**Problem to work on:**
Copy out every line in which the string "四氯联苯" occurs.

━━━ Supplied records ━━━

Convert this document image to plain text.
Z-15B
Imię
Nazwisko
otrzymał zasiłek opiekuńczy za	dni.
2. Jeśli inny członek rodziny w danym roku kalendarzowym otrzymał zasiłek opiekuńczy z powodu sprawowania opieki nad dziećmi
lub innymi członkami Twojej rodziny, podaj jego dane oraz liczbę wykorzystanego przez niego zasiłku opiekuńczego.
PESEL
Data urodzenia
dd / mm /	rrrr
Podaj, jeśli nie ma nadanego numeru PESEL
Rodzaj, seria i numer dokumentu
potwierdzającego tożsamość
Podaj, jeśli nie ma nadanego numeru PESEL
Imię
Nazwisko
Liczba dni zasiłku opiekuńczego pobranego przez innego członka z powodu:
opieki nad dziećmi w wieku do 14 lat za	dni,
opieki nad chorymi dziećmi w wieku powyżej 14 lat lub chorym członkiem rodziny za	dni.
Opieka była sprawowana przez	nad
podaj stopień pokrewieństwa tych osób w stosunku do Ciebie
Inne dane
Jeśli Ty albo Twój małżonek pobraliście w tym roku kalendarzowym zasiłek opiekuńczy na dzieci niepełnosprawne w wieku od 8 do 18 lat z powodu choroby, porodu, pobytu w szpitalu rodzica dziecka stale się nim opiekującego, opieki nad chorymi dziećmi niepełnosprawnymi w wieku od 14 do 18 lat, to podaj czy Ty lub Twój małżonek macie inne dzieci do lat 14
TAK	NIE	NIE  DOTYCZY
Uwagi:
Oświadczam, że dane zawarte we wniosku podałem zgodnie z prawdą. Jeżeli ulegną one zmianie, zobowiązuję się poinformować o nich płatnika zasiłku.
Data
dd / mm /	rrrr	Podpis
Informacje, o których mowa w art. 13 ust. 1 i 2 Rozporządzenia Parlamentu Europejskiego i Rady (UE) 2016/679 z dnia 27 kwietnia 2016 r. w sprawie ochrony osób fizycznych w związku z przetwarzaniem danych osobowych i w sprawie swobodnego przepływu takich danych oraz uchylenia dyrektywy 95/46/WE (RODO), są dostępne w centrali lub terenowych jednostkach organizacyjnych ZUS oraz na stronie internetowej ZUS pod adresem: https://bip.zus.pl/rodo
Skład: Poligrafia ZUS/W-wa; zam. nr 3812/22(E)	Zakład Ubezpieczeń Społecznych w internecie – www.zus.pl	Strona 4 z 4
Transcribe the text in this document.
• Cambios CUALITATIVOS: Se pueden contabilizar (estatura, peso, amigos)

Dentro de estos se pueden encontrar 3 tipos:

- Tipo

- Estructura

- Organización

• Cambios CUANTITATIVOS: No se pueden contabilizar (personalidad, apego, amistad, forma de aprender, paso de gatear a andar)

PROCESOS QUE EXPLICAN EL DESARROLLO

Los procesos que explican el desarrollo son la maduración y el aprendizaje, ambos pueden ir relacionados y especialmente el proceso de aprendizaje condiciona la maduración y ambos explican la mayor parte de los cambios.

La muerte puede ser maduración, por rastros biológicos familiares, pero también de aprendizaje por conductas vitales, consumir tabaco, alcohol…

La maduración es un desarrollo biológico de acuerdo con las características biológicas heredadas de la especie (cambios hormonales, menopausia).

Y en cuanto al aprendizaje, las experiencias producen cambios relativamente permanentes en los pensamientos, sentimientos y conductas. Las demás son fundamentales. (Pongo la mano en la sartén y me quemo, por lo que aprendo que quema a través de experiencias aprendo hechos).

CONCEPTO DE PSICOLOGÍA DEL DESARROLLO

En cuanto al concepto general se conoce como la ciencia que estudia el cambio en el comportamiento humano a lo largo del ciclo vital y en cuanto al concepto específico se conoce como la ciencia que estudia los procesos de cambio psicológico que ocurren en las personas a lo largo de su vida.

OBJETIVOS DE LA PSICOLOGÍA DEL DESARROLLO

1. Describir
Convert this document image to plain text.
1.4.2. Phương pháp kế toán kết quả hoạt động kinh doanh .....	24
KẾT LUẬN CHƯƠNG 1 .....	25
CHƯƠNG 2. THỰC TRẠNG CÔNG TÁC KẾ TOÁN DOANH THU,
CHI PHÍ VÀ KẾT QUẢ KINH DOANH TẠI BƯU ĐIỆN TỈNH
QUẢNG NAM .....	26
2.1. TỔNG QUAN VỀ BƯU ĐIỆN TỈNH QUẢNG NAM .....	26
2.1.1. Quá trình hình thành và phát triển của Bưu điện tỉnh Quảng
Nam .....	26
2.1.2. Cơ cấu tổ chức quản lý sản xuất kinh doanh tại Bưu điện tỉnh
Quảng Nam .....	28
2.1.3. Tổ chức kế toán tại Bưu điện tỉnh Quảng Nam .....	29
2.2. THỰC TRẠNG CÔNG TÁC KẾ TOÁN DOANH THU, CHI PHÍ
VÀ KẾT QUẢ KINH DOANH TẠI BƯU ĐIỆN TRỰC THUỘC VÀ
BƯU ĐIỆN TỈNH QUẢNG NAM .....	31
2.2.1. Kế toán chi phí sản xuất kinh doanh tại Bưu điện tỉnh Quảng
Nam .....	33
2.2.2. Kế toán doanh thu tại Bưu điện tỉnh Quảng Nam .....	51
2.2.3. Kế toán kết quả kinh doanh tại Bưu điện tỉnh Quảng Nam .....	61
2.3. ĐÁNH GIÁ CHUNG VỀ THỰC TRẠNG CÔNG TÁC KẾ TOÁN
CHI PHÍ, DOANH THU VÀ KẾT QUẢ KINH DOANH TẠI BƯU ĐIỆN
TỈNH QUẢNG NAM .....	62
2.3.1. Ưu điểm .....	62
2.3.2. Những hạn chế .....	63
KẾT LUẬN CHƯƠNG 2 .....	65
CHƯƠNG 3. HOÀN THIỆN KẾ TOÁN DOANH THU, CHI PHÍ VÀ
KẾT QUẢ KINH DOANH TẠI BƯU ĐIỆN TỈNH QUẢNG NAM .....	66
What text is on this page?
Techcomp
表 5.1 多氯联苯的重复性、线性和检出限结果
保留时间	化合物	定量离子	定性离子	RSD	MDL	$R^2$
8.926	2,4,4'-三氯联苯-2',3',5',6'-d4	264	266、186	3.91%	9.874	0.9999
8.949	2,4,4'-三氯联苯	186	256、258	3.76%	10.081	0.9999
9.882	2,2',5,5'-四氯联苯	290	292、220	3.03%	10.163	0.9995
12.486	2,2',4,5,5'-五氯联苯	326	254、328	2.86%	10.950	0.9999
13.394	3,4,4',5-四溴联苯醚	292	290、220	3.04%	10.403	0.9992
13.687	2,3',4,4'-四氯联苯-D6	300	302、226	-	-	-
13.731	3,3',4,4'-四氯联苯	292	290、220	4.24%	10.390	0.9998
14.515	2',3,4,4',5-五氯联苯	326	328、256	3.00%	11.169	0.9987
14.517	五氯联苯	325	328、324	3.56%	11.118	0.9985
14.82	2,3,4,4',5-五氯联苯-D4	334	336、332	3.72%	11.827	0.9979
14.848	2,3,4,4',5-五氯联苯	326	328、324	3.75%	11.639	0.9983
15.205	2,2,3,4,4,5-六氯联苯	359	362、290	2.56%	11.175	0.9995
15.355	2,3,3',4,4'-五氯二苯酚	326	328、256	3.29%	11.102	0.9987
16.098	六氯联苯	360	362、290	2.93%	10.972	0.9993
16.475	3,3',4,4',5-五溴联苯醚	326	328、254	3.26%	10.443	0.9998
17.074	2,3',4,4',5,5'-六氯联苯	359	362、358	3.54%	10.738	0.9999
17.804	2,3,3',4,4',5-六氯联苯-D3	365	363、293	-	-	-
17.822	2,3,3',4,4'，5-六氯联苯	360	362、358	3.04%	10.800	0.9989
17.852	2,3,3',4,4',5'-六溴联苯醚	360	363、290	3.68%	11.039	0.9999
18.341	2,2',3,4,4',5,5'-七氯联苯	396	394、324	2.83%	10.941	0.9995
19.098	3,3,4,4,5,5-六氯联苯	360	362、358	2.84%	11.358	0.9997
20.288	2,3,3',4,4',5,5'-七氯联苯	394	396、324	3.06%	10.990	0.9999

━━━

**Answer to this problem:**
9.882	2,2',5,5'-四氯联苯	290	292、220	3.03%	10.163	0.9995
13.687	2,3',4,4'-四氯联苯-D6	300	302、226	-	-	-
13.731	3,3',4,4'-四氯联苯	292	290、220	4.24%	10.390	0.9998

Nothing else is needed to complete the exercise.